=== EXERCISE TASK ===
Check every line below for the word "Campus" and give only the number of lines where it appears.

=== A run of records ===
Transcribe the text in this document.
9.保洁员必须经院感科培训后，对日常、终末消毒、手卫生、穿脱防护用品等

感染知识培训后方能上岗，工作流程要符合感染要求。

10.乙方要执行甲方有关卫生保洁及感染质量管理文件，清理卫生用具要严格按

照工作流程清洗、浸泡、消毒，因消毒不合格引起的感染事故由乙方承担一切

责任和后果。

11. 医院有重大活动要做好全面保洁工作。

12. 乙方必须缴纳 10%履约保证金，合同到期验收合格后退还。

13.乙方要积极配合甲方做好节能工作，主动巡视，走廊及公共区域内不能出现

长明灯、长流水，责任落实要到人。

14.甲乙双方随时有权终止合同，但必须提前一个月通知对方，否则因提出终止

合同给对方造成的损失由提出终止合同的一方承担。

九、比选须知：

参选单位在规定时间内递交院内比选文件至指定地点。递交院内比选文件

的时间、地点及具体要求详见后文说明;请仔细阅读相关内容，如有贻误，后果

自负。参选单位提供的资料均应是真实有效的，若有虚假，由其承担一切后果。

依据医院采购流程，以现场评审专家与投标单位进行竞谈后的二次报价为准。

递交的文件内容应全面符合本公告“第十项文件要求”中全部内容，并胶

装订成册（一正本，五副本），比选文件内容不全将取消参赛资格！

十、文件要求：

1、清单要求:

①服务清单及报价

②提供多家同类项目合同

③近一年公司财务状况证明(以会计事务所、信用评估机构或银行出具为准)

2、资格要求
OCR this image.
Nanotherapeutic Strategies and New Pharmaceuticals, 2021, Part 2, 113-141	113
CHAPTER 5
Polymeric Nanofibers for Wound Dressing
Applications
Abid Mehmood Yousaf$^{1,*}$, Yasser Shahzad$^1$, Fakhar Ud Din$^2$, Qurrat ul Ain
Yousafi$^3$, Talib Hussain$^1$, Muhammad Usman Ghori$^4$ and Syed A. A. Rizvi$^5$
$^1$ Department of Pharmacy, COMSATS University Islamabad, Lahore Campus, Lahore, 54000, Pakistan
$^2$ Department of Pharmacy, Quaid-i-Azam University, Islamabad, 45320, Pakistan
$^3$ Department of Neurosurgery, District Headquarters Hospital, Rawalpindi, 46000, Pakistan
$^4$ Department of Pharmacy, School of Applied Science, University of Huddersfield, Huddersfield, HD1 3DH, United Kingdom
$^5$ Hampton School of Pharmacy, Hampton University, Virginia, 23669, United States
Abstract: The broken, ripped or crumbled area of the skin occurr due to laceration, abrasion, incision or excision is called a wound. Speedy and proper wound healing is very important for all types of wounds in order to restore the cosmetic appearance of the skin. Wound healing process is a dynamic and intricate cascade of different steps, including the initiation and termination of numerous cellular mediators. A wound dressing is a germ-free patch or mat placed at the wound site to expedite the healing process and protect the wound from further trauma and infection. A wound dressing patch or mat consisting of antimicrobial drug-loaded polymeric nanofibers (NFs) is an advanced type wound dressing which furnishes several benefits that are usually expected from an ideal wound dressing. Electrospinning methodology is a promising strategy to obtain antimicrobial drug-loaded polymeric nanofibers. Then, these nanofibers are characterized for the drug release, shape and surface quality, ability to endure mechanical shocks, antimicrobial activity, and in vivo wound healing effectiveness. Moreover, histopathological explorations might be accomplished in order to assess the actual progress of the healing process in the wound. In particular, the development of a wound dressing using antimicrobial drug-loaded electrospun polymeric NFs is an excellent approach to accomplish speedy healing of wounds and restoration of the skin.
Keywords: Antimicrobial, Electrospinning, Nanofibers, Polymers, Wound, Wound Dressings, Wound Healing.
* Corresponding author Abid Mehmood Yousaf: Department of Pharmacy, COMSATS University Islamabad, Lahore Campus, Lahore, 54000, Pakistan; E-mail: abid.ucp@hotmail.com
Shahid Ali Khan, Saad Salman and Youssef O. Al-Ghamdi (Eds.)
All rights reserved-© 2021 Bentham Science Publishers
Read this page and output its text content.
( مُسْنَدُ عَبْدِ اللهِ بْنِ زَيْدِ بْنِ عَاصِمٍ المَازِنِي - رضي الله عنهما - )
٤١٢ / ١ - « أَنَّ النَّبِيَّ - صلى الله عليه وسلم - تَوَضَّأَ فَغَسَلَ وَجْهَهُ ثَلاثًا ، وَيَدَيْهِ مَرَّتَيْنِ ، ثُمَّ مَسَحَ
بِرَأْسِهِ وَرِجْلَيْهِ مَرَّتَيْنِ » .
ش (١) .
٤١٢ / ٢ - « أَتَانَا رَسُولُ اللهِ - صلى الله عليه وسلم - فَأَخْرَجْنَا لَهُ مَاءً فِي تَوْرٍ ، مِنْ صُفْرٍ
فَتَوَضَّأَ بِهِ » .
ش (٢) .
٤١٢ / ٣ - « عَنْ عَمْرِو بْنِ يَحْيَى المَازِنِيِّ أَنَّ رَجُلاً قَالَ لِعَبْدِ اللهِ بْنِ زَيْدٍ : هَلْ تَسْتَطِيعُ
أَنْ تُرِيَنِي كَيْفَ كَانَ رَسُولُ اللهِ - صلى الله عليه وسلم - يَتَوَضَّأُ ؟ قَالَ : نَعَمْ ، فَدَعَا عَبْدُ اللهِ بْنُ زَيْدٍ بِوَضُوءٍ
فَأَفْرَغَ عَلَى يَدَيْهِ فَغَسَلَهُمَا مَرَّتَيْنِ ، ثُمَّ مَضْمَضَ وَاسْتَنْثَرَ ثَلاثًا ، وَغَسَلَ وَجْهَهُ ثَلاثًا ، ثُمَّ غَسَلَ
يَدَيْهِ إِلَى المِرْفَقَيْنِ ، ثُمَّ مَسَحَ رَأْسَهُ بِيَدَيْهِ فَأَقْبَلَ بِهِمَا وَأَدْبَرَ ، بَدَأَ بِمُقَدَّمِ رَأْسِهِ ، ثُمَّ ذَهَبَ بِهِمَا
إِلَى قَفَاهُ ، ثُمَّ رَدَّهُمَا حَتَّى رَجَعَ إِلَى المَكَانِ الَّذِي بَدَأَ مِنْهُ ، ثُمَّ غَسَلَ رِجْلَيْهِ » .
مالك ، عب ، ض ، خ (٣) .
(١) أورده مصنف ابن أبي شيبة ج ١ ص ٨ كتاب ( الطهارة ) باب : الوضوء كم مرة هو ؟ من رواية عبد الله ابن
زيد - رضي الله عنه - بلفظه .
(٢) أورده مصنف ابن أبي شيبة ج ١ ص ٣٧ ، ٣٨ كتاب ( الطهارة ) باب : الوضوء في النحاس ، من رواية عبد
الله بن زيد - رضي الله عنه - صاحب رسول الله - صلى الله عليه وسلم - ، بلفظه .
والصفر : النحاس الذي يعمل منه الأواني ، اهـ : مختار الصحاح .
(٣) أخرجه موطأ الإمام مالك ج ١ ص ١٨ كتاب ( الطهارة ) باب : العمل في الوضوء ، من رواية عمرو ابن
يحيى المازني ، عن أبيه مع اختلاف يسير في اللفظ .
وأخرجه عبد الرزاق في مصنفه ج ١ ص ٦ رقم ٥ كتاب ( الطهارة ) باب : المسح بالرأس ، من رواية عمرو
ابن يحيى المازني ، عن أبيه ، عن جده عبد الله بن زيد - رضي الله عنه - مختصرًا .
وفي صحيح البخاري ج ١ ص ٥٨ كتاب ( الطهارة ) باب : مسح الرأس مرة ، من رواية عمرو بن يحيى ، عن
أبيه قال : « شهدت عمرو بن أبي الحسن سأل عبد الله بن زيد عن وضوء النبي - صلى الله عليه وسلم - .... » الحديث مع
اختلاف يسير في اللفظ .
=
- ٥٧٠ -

=== COMPLETED TASK ===
2